- **What the task asks**: Please give the listing again in its entirety, exactly as written.

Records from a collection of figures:
▼

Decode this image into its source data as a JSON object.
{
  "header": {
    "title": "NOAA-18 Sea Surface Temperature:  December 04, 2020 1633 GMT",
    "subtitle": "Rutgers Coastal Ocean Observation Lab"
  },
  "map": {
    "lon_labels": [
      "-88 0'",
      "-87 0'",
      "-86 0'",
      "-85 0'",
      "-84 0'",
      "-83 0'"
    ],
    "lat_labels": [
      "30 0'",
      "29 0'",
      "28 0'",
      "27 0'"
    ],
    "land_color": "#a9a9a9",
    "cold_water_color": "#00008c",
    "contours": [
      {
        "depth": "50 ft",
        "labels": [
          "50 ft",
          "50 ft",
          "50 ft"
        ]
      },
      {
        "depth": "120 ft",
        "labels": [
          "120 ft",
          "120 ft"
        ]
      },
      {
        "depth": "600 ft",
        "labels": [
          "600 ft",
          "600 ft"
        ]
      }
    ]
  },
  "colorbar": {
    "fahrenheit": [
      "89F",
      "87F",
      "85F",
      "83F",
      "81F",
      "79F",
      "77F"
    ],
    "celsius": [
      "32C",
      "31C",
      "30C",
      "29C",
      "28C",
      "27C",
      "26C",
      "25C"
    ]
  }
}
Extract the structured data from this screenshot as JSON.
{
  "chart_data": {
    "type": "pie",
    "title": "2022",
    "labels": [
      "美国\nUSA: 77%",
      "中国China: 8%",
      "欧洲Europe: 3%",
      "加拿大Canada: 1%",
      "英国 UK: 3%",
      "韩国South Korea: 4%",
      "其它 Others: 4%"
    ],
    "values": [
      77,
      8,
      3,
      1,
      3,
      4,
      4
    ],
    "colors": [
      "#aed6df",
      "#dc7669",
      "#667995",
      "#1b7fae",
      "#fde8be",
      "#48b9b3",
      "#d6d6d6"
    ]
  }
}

▲

- **Solution to this exercise**:
Decode this image into its source data as a JSON object.
{
  "header": {
    "title": "NOAA-18 Sea Surface Temperature:  December 04, 2020 1633 GMT",
    "subtitle": "Rutgers Coastal Ocean Observation Lab"
  },
  "map": {
    "lon_labels": [
      "-88 0'",
      "-87 0'",
      "-86 0'",
      "-85 0'",
      "-84 0'",
      "-83 0'"
    ],
    "lat_labels": [
      "30 0'",
      "29 0'",
      "28 0'",
      "27 0'"
    ],
    "land_color": "#a9a9a9",
    "cold_water_color": "#00008c",
    "contours": [
      {
        "depth": "50 ft",
        "labels": [
          "50 ft",
          "50 ft",
          "50 ft"
        ]
      },
      {
        "depth": "120 ft",
        "labels": [
          "120 ft",
          "120 ft"
        ]
      },
      {
        "depth": "600 ft",
        "labels": [
          "600 ft",
          "600 ft"
        ]
      }
    ]
  },
  "colorbar": {
    "fahrenheit": [
      "89F",
      "87F",
      "85F",
      "83F",
      "81F",
      "79F",
      "77F"
    ],
    "celsius": [
      "32C",
      "31C",
      "30C",
      "29C",
      "28C",
      "27C",
      "26C",
      "25C"
    ]
  }
}
Extract the structured data from this screenshot as JSON.
{
  "chart_data": {
    "type": "pie",
    "title": "2022",
    "labels": [
      "美国\nUSA: 77%",
      "中国China: 8%",
      "欧洲Europe: 3%",
      "加拿大Canada: 1%",
      "英国 UK: 3%",
      "韩国South Korea: 4%",
      "其它 Others: 4%"
    ],
    "values": [
      77,
      8,
      3,
      1,
      3,
      4,
      4
    ],
    "colors": [
      "#aed6df",
      "#dc7669",
      "#667995",
      "#1b7fae",
      "#fde8be",
      "#48b9b3",
      "#d6d6d6"
    ]
  }
}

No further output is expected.